--- Task goal ---
Search the records below for the word "Symbols". Copy each line where it occurs.

--- Data extracts ---
%%

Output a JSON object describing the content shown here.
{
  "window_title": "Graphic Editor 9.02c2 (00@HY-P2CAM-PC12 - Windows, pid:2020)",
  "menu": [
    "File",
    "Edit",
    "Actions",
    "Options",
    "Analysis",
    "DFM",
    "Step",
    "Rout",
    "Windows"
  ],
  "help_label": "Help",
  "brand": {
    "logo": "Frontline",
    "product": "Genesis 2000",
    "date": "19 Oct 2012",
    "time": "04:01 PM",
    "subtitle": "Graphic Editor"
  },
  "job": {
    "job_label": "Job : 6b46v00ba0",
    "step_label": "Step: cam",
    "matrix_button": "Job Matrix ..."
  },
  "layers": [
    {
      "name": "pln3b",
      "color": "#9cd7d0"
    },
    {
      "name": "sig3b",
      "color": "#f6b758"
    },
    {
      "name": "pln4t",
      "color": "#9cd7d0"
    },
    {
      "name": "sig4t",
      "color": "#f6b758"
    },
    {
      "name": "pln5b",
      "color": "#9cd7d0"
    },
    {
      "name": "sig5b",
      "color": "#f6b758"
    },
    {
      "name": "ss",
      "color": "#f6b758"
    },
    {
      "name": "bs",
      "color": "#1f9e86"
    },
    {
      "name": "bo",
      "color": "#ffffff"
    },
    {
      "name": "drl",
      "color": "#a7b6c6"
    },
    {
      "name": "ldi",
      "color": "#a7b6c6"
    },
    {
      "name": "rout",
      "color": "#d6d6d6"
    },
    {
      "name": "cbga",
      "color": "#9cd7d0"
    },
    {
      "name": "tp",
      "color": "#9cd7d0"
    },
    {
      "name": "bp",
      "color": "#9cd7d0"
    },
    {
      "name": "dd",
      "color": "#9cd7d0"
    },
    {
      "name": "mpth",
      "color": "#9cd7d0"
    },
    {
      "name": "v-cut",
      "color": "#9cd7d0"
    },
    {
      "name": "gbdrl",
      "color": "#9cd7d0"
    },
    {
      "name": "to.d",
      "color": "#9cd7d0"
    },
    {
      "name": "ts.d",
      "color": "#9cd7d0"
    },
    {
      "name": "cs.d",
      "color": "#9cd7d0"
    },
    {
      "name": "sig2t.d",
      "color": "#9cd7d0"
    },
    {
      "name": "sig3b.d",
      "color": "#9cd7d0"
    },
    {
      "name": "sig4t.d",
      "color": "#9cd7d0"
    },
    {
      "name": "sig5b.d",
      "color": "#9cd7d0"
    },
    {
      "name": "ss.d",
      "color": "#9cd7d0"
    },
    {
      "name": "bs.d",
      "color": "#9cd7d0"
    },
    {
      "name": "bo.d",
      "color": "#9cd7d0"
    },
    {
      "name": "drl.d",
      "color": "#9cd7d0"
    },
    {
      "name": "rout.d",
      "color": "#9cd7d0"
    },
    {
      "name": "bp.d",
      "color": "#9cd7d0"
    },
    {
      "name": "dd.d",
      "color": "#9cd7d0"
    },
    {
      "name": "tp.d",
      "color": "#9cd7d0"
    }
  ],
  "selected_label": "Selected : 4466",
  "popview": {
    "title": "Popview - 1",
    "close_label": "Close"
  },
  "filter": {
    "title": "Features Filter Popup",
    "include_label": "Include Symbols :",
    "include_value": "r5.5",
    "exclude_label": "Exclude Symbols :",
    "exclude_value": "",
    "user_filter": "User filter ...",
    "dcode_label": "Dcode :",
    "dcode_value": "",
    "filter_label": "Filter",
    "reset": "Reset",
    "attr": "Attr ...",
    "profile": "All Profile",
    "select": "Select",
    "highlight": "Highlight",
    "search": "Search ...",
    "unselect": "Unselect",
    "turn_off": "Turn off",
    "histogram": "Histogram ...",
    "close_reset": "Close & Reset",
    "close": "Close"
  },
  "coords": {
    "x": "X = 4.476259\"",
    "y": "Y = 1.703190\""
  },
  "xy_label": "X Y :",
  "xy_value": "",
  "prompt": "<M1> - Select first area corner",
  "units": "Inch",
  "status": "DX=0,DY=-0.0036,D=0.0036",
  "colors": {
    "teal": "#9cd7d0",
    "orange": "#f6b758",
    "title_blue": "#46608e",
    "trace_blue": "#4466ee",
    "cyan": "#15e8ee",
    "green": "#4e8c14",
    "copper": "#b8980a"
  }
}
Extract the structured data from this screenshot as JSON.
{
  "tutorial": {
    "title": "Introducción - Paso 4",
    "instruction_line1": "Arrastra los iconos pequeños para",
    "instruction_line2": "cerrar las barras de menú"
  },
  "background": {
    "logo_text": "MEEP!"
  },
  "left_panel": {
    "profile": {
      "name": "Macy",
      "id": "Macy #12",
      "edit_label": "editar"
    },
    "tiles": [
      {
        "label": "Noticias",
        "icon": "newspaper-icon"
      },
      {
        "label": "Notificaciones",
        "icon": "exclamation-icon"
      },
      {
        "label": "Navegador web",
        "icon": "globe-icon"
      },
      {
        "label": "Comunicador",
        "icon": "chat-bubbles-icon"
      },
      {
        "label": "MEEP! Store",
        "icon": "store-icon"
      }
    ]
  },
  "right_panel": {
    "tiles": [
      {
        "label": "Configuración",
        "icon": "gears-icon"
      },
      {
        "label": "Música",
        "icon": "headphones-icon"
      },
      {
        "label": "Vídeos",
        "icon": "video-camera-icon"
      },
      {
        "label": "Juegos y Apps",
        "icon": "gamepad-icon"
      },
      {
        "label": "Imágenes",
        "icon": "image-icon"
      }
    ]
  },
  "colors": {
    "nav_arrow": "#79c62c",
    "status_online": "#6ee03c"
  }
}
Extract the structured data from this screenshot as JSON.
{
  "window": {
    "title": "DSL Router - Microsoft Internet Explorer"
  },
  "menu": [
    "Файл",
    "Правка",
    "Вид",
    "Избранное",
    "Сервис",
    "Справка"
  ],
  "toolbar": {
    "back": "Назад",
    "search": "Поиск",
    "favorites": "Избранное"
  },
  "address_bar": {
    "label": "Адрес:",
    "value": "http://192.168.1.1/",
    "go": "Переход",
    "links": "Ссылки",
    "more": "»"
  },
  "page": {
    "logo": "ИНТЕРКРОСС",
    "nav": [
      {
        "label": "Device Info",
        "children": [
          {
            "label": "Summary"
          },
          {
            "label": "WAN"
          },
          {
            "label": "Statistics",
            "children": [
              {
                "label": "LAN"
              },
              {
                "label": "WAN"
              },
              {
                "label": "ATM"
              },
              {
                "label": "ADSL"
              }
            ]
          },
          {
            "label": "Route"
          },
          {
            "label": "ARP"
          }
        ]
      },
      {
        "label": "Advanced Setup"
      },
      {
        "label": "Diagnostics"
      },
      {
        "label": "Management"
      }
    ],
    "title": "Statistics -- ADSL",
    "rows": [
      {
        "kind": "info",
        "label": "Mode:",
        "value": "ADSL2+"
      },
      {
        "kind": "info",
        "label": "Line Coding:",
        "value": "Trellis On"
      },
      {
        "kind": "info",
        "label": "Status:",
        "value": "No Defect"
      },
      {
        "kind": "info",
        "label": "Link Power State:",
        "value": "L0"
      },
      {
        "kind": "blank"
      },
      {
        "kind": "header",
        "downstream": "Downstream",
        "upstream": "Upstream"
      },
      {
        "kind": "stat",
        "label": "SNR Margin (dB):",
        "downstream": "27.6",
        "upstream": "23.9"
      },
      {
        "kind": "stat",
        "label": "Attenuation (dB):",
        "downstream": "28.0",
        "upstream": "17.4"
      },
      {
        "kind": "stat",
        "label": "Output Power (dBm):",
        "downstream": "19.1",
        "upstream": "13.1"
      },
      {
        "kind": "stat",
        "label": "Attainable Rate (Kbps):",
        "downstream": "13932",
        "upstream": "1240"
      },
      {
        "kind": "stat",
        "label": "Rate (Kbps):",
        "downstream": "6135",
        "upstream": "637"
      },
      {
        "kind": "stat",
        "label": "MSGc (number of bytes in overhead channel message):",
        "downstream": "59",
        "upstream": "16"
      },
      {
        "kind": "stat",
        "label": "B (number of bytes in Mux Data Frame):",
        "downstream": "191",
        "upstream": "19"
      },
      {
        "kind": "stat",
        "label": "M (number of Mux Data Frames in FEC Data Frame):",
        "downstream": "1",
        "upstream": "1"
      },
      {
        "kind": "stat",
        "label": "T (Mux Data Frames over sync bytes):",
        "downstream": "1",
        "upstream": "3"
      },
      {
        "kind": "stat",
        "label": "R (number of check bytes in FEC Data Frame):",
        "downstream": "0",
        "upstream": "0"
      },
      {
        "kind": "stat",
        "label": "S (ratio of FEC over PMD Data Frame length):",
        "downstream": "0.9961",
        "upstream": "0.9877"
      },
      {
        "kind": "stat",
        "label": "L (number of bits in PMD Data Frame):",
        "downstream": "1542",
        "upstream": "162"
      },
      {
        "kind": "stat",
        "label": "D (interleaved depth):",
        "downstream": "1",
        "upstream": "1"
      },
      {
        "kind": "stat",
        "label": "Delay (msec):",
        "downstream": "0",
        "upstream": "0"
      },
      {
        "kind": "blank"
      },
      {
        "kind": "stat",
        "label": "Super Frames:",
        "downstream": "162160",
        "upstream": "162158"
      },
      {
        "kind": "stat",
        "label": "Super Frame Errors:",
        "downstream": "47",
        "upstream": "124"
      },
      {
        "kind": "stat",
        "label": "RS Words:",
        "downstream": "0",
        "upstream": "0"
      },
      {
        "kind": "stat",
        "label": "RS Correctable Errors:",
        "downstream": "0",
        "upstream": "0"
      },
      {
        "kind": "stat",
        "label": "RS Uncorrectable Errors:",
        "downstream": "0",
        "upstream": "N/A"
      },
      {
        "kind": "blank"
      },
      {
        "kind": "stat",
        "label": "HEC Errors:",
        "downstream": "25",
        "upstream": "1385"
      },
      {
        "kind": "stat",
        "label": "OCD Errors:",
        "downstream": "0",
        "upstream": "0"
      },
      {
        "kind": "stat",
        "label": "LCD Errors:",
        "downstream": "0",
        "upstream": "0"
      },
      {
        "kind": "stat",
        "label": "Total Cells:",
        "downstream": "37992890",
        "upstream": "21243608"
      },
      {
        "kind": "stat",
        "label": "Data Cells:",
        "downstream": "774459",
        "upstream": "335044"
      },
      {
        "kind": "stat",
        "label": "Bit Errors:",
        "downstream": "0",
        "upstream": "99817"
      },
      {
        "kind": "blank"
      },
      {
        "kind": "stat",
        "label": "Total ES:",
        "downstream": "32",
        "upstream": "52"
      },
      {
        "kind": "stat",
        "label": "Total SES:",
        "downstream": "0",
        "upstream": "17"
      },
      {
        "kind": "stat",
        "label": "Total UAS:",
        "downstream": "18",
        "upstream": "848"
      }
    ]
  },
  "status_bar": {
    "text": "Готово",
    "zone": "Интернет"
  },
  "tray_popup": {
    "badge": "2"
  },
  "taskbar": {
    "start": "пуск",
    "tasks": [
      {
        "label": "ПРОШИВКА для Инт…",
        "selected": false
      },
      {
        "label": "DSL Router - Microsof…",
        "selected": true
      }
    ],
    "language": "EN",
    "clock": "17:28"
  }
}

%%

--- Written response ---
    "include_label": "Include Symbols :",
    "exclude_label": "Exclude Symbols :",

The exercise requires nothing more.